EXERCISE PROMPT
Select all lines with the string "安徽省食用菌技术协会团体标准管理办法" in them, and copy those lines.

LISTING
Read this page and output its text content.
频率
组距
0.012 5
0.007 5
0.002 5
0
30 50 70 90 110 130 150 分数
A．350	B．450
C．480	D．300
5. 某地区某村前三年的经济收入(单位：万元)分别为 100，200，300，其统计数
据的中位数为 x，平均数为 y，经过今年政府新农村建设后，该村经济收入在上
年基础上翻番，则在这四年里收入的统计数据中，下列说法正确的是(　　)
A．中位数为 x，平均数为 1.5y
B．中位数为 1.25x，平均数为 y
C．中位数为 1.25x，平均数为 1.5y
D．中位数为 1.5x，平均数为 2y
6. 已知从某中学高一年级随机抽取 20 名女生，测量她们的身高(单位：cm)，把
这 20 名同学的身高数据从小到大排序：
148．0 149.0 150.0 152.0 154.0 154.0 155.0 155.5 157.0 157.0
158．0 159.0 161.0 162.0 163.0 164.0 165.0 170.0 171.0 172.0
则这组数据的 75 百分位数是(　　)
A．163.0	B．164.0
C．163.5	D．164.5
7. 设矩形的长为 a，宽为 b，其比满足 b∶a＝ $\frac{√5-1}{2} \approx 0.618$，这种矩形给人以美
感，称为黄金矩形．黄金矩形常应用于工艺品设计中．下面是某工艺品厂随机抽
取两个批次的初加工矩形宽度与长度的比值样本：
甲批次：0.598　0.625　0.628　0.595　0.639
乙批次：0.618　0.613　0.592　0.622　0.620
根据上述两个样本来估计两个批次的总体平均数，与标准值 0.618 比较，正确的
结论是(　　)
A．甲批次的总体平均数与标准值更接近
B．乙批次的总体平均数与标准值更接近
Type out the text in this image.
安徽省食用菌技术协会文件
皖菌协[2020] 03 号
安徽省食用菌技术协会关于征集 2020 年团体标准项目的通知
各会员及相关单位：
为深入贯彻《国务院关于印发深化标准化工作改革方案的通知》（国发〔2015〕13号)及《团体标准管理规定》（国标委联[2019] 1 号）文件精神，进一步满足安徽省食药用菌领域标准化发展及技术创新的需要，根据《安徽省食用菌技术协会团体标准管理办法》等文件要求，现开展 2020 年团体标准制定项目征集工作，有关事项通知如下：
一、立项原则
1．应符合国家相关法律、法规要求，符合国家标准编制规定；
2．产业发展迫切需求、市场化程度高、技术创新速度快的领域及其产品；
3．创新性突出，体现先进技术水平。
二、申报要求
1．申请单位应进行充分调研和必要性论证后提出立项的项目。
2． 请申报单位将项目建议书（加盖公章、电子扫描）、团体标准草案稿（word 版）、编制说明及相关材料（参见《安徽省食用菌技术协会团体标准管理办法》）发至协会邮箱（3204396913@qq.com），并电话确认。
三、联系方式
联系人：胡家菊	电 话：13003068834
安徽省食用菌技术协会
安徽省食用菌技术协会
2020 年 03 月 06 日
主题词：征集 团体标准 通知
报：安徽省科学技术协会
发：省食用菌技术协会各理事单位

EXPECTED ANSWER
为深入贯彻《国务院关于印发深化标准化工作改革方案的通知》（国发〔2015〕13号)及《团体标准管理规定》（国标委联[2019] 1 号）文件精神，进一步满足安徽省食药用菌领域标准化发展及技术创新的需要，根据《安徽省食用菌技术协会团体标准管理办法》等文件要求，现开展 2020 年团体标准制定项目征集工作，有关事项通知如下：
2． 请申报单位将项目建议书（加盖公章、电子扫描）、团体标准草案稿（word 版）、编制说明及相关材料（参见《安徽省食用菌技术协会团体标准管理办法》）发至协会邮箱（3204396913@qq.com），并电话确认。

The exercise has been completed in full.